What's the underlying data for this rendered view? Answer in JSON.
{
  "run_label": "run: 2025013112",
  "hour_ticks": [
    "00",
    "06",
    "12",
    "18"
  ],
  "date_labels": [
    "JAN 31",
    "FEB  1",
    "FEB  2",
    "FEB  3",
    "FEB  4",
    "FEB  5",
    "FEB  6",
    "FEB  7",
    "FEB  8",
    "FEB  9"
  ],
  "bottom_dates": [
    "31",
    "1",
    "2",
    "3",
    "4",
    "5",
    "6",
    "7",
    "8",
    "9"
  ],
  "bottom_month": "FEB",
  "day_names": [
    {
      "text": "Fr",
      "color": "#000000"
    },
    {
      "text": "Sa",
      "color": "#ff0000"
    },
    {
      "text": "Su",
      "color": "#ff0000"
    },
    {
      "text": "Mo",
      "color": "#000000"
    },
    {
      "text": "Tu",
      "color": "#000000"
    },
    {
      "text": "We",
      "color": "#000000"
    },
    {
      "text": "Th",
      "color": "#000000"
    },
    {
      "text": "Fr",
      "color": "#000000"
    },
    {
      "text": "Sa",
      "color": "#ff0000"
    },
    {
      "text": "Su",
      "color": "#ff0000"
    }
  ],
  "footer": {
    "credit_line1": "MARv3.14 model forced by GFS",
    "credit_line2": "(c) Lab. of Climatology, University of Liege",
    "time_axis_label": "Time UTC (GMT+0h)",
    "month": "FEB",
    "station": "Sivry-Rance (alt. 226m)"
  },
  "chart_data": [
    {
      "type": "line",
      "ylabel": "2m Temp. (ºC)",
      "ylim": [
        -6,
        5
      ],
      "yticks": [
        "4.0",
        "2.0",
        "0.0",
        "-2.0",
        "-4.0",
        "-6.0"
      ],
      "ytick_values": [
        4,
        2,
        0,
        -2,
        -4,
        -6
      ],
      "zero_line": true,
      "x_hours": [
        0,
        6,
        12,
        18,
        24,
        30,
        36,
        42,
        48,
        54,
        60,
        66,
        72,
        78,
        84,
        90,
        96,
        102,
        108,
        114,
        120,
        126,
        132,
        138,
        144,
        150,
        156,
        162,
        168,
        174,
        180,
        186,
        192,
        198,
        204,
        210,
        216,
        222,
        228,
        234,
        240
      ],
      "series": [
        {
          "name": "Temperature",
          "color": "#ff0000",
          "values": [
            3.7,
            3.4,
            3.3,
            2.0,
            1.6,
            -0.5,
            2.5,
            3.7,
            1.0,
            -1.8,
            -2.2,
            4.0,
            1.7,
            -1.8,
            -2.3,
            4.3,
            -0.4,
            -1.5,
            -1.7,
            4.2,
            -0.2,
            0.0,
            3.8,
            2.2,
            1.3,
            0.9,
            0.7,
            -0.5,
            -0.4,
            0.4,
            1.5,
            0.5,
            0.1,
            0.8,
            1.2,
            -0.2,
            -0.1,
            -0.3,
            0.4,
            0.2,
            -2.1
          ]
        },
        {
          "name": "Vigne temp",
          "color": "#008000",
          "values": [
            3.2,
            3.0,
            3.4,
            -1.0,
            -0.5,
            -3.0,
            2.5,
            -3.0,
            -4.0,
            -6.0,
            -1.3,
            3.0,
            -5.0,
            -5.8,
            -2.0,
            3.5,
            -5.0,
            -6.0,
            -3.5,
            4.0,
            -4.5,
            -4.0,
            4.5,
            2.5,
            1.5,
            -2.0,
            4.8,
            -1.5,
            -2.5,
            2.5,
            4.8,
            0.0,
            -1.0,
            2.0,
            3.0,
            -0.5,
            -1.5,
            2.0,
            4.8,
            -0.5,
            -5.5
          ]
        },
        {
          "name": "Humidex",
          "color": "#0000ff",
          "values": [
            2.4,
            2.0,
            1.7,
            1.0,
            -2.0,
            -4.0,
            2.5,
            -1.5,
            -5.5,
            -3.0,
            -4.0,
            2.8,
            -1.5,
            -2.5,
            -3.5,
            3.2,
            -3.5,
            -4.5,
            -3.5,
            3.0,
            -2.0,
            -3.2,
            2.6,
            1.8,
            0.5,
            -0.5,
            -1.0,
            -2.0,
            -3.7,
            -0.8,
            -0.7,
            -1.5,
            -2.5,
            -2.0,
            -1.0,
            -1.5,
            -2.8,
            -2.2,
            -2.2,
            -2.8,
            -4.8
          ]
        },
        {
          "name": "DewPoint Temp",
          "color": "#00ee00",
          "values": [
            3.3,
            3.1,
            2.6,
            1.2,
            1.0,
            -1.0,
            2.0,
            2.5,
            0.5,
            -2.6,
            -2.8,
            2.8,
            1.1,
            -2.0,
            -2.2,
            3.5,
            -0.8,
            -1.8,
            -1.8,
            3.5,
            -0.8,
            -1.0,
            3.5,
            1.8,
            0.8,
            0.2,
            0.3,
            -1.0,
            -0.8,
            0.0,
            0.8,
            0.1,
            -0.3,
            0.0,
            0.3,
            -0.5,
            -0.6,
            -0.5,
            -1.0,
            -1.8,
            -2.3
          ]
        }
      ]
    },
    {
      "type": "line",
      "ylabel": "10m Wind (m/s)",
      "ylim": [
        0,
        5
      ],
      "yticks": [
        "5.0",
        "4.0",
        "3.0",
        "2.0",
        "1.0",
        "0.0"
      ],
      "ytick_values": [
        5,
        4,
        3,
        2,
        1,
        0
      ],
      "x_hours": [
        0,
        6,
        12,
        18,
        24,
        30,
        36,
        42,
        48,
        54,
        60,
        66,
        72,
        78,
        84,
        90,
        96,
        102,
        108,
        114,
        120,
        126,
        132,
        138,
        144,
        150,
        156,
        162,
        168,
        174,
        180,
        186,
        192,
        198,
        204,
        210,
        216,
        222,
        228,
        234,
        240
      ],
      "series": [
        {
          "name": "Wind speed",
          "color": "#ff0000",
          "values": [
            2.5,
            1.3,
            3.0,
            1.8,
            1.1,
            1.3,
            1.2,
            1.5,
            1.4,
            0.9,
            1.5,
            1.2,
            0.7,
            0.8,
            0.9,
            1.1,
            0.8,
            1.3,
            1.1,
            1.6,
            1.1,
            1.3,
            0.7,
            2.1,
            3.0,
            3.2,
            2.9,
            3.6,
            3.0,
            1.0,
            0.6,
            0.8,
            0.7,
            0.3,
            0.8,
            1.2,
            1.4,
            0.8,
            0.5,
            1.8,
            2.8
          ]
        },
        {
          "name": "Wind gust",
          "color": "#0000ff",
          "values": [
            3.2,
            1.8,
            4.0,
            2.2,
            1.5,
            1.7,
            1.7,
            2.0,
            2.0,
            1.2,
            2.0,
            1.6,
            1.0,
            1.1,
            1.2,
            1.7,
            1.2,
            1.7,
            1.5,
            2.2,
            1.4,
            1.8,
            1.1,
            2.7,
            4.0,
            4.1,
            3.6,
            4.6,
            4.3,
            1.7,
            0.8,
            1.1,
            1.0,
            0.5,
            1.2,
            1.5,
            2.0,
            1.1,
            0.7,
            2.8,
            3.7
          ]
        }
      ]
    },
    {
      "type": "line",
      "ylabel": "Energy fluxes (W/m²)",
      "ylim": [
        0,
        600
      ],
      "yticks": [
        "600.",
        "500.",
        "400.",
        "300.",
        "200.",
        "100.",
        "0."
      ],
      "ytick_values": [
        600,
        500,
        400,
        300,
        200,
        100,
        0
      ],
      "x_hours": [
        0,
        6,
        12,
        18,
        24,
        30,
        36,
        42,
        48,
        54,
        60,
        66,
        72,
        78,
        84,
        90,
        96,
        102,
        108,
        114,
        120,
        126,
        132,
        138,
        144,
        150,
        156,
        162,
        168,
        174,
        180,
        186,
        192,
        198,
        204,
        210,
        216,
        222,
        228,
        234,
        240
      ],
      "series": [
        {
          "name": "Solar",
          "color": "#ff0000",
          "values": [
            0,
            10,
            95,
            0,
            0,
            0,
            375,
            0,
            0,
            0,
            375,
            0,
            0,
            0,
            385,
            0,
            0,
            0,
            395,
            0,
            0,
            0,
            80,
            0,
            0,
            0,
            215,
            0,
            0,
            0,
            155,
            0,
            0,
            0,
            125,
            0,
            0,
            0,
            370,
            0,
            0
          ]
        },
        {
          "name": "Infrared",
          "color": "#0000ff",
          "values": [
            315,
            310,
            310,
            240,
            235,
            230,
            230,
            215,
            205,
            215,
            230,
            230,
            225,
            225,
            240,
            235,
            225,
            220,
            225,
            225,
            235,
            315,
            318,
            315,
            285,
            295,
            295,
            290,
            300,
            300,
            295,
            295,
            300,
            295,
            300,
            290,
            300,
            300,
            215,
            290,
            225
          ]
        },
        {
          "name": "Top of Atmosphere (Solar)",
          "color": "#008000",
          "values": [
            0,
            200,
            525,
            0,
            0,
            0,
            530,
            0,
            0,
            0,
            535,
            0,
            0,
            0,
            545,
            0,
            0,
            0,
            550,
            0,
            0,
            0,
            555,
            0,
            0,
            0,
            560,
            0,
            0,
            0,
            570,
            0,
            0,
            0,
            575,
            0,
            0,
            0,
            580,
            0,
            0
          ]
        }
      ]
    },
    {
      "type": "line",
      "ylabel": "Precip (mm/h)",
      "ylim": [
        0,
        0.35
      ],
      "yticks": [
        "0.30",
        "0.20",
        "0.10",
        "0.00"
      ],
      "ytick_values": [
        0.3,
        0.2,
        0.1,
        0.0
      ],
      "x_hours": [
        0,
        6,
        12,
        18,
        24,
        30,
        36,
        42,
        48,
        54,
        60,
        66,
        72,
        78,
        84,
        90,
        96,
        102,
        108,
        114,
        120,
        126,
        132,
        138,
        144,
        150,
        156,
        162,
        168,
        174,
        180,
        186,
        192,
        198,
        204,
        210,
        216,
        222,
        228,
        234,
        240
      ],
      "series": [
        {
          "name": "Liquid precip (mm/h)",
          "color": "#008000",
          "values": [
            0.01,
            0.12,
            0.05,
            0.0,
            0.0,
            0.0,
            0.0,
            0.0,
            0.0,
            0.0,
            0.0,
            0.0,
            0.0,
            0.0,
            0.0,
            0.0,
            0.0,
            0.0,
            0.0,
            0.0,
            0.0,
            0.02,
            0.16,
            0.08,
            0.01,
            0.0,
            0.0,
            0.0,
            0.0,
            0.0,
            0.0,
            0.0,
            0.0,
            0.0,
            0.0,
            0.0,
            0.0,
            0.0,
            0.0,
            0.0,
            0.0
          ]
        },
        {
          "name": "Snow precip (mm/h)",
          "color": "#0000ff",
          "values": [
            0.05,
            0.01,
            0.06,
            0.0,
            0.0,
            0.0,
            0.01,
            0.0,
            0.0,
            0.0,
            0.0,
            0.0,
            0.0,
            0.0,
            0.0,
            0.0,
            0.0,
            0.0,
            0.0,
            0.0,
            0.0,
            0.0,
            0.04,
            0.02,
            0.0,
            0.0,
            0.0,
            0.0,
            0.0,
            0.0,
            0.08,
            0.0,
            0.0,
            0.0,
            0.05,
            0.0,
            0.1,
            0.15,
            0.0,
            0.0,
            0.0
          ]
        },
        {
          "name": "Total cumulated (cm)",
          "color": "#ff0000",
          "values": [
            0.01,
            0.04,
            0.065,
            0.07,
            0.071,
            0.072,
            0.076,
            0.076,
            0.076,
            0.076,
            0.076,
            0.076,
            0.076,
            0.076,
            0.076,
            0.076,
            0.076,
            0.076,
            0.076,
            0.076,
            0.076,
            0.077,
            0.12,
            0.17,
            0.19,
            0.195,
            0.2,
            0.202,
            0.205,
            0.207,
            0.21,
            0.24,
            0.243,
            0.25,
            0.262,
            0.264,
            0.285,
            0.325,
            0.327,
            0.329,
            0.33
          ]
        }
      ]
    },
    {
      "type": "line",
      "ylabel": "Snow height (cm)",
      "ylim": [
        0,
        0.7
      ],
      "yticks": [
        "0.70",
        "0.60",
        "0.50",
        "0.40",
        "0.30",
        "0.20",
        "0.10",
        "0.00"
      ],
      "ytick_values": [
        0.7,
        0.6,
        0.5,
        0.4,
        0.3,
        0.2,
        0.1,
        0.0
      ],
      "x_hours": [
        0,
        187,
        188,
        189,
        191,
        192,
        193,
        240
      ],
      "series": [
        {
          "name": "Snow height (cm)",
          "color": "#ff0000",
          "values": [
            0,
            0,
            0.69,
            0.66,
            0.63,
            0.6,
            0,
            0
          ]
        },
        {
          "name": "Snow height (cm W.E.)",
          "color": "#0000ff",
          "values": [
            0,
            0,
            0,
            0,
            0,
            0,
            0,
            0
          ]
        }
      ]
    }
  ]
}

- PROMPT -
Your task is to list each line of the records with the word "height".

- THE REPLY -
      "ylabel": "Snow height (cm)",
          "name": "Snow height (cm)",
          "name": "Snow height (cm W.E.)",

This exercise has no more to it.